- REQUEST
Copy out the lines that include the word "lateral".

.....

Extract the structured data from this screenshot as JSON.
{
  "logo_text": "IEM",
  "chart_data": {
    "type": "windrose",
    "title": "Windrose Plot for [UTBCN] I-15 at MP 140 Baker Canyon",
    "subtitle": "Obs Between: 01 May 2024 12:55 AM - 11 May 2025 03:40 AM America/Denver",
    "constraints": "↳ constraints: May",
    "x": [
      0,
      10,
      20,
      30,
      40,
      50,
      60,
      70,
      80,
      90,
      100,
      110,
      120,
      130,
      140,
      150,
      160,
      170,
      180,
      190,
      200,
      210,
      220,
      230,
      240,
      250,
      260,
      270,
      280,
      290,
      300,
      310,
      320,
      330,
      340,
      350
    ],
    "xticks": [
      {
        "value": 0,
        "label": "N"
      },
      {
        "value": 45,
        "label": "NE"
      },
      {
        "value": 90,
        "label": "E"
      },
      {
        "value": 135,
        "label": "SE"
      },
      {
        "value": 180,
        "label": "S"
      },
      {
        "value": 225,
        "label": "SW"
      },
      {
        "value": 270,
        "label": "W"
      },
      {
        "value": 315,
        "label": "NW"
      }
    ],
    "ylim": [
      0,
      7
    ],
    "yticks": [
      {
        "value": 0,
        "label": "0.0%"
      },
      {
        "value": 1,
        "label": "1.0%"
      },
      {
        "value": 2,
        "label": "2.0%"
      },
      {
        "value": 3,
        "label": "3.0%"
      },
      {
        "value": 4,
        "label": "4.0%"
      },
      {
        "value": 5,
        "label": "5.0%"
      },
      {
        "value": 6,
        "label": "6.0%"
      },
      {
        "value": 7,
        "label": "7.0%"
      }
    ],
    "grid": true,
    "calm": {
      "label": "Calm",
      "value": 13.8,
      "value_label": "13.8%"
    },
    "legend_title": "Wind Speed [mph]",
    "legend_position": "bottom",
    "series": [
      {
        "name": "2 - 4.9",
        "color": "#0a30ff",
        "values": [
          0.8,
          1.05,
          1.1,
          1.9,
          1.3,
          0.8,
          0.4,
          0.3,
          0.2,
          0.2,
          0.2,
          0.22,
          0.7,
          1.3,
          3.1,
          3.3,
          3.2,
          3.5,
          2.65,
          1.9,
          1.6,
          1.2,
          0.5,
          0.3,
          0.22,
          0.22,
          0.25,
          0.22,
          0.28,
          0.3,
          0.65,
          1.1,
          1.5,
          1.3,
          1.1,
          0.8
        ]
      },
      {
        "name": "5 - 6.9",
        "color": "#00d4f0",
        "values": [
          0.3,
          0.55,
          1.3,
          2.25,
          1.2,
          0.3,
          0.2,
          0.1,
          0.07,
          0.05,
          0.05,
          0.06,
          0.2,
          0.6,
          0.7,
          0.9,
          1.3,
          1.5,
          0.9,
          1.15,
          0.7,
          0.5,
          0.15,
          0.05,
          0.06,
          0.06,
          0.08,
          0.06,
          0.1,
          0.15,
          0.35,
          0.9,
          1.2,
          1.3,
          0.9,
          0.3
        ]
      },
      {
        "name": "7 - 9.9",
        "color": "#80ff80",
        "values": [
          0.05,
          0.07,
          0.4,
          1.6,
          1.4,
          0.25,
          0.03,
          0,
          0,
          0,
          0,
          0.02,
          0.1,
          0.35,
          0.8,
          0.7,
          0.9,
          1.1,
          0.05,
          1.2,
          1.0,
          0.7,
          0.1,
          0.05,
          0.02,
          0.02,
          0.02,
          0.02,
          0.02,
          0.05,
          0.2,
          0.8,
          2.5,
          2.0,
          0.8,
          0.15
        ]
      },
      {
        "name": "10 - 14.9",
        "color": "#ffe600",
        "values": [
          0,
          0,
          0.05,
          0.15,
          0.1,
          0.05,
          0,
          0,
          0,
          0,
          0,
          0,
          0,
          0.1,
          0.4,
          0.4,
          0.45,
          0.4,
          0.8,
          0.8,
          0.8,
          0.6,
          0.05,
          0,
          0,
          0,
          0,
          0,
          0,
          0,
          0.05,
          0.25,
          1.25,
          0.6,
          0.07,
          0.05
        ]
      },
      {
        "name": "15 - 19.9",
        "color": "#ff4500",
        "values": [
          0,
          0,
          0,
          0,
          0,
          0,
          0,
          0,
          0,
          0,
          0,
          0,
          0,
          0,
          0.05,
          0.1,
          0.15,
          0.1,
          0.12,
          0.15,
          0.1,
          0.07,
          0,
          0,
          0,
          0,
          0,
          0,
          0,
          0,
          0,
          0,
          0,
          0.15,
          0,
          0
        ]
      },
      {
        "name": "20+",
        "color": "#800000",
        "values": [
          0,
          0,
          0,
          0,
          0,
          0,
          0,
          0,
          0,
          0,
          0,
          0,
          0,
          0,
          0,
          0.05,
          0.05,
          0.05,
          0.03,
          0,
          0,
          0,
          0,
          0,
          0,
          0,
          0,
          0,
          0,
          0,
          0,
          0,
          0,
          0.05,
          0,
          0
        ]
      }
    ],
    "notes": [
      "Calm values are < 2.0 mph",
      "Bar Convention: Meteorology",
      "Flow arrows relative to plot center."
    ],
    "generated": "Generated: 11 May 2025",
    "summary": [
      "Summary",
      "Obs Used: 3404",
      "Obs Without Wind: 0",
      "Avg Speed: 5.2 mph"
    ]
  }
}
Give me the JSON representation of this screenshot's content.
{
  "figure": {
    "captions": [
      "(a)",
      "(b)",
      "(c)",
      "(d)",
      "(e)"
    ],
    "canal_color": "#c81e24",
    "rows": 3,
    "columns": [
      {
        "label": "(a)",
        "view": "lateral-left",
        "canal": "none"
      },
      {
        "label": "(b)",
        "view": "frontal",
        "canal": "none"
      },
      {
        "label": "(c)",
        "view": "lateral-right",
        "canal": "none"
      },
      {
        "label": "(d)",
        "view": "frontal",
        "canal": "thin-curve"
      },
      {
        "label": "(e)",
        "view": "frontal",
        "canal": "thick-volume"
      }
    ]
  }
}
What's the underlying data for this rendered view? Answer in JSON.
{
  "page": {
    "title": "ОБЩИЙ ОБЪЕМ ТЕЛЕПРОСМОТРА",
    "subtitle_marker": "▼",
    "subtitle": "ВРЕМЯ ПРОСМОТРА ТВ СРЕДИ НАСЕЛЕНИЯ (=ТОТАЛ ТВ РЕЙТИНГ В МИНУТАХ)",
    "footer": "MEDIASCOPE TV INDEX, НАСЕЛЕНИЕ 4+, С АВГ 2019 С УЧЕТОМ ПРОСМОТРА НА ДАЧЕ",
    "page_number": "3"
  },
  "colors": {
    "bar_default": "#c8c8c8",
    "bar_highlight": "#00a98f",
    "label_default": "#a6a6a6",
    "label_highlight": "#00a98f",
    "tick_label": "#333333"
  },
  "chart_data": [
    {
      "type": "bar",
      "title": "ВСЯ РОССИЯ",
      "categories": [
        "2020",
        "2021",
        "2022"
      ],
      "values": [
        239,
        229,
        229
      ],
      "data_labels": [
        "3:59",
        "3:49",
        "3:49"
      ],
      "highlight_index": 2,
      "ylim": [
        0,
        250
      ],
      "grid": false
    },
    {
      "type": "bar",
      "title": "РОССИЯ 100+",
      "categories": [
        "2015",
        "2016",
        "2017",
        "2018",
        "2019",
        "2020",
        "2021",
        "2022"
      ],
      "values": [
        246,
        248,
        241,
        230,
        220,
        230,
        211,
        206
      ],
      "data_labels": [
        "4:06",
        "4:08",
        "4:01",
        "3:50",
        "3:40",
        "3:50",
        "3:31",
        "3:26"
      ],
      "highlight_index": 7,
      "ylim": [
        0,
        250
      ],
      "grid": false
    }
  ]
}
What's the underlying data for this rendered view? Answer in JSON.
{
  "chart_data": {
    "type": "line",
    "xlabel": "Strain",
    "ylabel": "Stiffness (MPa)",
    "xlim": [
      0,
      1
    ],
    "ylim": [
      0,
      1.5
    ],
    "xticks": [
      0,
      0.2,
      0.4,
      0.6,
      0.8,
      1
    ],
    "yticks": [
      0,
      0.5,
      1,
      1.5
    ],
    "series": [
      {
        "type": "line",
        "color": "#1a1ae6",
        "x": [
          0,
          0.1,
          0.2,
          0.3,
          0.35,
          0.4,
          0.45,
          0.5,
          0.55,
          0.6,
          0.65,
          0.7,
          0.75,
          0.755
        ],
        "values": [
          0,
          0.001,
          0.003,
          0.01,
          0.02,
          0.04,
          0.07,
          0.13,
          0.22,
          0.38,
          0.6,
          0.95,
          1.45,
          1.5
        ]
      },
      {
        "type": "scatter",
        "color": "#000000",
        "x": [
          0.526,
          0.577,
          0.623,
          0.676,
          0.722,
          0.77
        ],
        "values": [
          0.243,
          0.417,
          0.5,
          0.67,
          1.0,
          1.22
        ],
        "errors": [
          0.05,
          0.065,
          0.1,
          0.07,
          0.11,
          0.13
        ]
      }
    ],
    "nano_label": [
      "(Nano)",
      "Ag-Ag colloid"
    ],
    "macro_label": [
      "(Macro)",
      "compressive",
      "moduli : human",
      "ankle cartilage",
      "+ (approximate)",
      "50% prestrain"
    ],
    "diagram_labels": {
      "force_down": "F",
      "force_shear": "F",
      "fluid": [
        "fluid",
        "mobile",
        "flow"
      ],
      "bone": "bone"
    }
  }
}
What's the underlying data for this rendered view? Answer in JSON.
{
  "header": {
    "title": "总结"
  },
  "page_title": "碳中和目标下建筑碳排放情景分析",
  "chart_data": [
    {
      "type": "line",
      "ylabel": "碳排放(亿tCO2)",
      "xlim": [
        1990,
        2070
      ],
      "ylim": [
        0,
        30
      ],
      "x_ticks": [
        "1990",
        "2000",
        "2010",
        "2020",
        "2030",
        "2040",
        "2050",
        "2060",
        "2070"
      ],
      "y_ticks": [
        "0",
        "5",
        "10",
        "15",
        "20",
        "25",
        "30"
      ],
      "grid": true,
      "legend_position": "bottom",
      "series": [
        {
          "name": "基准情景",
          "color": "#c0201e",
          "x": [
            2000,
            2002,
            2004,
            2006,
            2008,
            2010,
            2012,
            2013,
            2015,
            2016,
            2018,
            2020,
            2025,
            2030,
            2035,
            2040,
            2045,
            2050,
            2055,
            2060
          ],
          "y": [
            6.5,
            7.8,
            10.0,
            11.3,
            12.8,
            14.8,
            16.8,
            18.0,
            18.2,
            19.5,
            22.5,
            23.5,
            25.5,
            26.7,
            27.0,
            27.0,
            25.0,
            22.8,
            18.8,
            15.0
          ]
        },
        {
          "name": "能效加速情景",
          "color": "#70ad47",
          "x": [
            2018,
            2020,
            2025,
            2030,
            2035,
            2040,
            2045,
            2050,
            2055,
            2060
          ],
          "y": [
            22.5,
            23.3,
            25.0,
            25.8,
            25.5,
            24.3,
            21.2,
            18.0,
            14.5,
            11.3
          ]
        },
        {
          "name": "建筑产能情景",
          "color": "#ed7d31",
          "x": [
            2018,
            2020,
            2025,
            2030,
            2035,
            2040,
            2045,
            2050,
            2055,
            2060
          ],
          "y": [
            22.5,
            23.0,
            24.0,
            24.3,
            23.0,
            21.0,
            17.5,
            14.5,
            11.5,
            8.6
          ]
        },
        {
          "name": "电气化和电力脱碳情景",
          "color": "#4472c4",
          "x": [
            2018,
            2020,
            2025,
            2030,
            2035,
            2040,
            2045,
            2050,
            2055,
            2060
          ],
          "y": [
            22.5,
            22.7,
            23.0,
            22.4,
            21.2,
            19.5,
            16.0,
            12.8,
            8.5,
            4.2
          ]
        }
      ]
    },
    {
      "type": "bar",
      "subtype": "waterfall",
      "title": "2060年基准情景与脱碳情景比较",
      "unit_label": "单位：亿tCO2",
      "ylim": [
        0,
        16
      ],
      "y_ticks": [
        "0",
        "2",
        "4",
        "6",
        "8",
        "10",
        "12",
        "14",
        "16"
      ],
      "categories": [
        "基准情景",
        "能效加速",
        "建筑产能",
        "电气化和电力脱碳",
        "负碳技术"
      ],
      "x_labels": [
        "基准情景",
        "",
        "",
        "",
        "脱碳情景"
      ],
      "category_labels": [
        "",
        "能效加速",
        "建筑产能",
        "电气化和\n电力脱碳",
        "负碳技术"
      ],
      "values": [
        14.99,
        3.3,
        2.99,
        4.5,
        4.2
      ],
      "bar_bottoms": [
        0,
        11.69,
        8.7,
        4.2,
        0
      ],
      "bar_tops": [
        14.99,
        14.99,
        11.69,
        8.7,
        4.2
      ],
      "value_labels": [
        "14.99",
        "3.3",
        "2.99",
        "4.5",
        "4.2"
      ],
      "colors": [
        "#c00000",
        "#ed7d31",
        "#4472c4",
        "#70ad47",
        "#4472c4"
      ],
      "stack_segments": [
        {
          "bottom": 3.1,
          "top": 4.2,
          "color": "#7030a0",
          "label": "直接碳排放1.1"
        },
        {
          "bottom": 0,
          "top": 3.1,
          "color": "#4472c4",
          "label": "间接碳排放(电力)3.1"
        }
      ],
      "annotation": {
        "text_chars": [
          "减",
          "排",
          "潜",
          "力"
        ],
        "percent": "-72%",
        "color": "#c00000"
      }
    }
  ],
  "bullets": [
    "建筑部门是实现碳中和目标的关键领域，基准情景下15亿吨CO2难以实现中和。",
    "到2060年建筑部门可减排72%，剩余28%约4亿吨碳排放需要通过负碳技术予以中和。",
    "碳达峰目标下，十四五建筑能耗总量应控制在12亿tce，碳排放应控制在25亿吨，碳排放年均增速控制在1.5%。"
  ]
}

.....

- TASK OUTPUT
        "view": "lateral-left",
        "view": "lateral-right",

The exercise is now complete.